■ **PROBLEM TO SOLVE**
Output every entry exactly as written.

■ **Data extracted from a collection**
## Start

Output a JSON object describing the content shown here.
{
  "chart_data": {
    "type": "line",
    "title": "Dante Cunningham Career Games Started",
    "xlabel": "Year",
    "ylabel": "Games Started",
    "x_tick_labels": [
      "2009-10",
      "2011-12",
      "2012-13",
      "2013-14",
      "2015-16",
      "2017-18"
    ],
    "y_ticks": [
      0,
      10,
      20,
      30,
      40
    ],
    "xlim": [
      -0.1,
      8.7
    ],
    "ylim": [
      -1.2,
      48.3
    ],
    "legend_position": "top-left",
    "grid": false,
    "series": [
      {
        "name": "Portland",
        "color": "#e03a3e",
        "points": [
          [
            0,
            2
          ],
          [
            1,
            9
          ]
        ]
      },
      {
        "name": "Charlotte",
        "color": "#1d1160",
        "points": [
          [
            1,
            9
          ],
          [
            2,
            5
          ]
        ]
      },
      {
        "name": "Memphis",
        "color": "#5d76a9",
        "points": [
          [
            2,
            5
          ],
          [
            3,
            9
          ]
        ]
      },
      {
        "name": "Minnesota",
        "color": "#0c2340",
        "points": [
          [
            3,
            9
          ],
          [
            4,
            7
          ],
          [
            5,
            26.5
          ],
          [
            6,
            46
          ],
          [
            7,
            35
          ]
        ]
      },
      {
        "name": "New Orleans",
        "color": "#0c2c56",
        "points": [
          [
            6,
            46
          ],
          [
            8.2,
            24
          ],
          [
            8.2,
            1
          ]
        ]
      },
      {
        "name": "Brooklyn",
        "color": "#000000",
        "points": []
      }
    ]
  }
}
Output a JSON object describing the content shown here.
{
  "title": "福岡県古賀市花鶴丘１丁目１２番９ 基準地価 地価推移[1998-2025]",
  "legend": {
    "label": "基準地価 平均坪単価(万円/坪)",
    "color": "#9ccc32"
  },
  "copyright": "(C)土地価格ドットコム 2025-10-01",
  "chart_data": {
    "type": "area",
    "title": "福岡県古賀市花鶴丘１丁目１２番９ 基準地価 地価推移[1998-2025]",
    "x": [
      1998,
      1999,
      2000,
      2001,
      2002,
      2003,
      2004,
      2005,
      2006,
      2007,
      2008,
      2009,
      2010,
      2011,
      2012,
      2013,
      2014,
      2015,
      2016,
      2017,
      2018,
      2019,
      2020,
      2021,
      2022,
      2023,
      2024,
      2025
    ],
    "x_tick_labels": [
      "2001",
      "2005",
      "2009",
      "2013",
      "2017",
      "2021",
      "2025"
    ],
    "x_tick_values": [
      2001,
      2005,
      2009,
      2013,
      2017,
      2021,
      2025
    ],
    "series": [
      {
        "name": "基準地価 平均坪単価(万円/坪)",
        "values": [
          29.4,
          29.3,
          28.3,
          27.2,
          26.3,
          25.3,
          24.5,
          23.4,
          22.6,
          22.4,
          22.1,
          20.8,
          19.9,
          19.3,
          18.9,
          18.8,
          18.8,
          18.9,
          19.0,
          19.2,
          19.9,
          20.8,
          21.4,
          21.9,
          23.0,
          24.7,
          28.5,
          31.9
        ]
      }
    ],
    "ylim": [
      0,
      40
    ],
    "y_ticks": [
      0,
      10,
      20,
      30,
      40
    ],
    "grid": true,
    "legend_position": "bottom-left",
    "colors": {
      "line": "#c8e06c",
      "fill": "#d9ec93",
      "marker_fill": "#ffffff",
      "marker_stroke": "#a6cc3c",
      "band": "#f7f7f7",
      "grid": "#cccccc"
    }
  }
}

## End

■ **EXERCISE RESULT**
Output a JSON object describing the content shown here.
{
  "chart_data": {
    "type": "line",
    "title": "Dante Cunningham Career Games Started",
    "xlabel": "Year",
    "ylabel": "Games Started",
    "x_tick_labels": [
      "2009-10",
      "2011-12",
      "2012-13",
      "2013-14",
      "2015-16",
      "2017-18"
    ],
    "y_ticks": [
      0,
      10,
      20,
      30,
      40
    ],
    "xlim": [
      -0.1,
      8.7
    ],
    "ylim": [
      -1.2,
      48.3
    ],
    "legend_position": "top-left",
    "grid": false,
    "series": [
      {
        "name": "Portland",
        "color": "#e03a3e",
        "points": [
          [
            0,
            2
          ],
          [
            1,
            9
          ]
        ]
      },
      {
        "name": "Charlotte",
        "color": "#1d1160",
        "points": [
          [
            1,
            9
          ],
          [
            2,
            5
          ]
        ]
      },
      {
        "name": "Memphis",
        "color": "#5d76a9",
        "points": [
          [
            2,
            5
          ],
          [
            3,
            9
          ]
        ]
      },
      {
        "name": "Minnesota",
        "color": "#0c2340",
        "points": [
          [
            3,
            9
          ],
          [
            4,
            7
          ],
          [
            5,
            26.5
          ],
          [
            6,
            46
          ],
          [
            7,
            35
          ]
        ]
      },
      {
        "name": "New Orleans",
        "color": "#0c2c56",
        "points": [
          [
            6,
            46
          ],
          [
            8.2,
            24
          ],
          [
            8.2,
            1
          ]
        ]
      },
      {
        "name": "Brooklyn",
        "color": "#000000",
        "points": []
      }
    ]
  }
}
Output a JSON object describing the content shown here.
{
  "title": "福岡県古賀市花鶴丘１丁目１２番９ 基準地価 地価推移[1998-2025]",
  "legend": {
    "label": "基準地価 平均坪単価(万円/坪)",
    "color": "#9ccc32"
  },
  "copyright": "(C)土地価格ドットコム 2025-10-01",
  "chart_data": {
    "type": "area",
    "title": "福岡県古賀市花鶴丘１丁目１２番９ 基準地価 地価推移[1998-2025]",
    "x": [
      1998,
      1999,
      2000,
      2001,
      2002,
      2003,
      2004,
      2005,
      2006,
      2007,
      2008,
      2009,
      2010,
      2011,
      2012,
      2013,
      2014,
      2015,
      2016,
      2017,
      2018,
      2019,
      2020,
      2021,
      2022,
      2023,
      2024,
      2025
    ],
    "x_tick_labels": [
      "2001",
      "2005",
      "2009",
      "2013",
      "2017",
      "2021",
      "2025"
    ],
    "x_tick_values": [
      2001,
      2005,
      2009,
      2013,
      2017,
      2021,
      2025
    ],
    "series": [
      {
        "name": "基準地価 平均坪単価(万円/坪)",
        "values": [
          29.4,
          29.3,
          28.3,
          27.2,
          26.3,
          25.3,
          24.5,
          23.4,
          22.6,
          22.4,
          22.1,
          20.8,
          19.9,
          19.3,
          18.9,
          18.8,
          18.8,
          18.9,
          19.0,
          19.2,
          19.9,
          20.8,
          21.4,
          21.9,
          23.0,
          24.7,
          28.5,
          31.9
        ]
      }
    ],
    "ylim": [
      0,
      40
    ],
    "y_ticks": [
      0,
      10,
      20,
      30,
      40
    ],
    "grid": true,
    "legend_position": "bottom-left",
    "colors": {
      "line": "#c8e06c",
      "fill": "#d9ec93",
      "marker_fill": "#ffffff",
      "marker_stroke": "#a6cc3c",
      "band": "#f7f7f7",
      "grid": "#cccccc"
    }
  }
}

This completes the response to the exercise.